> _WHAT THIS TASK INVOLVES_: List all lines of the data containing the word "subtitle".

> _EXTRACTED INFORMATION_:
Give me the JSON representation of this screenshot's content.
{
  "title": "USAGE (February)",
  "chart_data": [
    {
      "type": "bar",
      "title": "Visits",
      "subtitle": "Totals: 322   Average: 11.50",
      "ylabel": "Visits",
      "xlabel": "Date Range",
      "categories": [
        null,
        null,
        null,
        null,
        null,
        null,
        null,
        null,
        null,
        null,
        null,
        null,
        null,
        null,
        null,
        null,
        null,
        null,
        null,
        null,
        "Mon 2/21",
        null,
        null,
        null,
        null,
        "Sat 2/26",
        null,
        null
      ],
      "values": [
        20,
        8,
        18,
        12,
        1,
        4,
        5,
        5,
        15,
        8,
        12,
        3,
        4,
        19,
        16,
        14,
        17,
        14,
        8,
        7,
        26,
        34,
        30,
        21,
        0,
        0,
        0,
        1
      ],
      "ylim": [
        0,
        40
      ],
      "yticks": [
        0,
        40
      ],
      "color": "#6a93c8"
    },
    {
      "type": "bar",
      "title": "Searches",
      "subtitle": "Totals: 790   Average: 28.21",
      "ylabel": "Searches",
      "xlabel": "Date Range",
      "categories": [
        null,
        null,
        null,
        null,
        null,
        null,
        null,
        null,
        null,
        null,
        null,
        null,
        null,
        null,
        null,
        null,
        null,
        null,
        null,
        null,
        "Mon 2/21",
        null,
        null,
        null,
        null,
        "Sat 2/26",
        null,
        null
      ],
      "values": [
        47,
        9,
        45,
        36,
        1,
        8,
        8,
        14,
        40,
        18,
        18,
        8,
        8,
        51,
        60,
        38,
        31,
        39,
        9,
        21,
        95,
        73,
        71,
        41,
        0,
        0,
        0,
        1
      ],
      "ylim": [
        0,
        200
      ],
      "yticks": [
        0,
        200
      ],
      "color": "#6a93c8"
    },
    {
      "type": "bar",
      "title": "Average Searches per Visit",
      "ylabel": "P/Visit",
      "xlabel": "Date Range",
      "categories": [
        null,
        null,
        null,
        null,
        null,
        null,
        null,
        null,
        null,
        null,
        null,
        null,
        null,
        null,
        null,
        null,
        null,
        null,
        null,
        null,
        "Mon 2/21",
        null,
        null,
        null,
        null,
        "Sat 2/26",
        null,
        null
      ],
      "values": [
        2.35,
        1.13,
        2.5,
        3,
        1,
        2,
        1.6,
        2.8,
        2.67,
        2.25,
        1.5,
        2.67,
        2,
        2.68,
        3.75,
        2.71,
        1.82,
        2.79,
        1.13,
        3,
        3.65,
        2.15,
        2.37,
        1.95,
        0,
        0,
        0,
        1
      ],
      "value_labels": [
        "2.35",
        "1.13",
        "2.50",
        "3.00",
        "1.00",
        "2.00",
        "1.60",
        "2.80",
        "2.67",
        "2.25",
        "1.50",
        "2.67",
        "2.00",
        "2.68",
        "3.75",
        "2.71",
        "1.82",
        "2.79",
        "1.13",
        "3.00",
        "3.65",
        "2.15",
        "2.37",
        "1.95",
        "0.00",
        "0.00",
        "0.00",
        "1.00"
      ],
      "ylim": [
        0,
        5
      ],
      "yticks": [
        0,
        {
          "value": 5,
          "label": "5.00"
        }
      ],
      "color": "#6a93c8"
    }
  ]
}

> _RESPONSE FOR THIS EXERCISE_:
      "subtitle": "Totals: 322   Average: 11.50",
      "subtitle": "Totals: 790   Average: 28.21",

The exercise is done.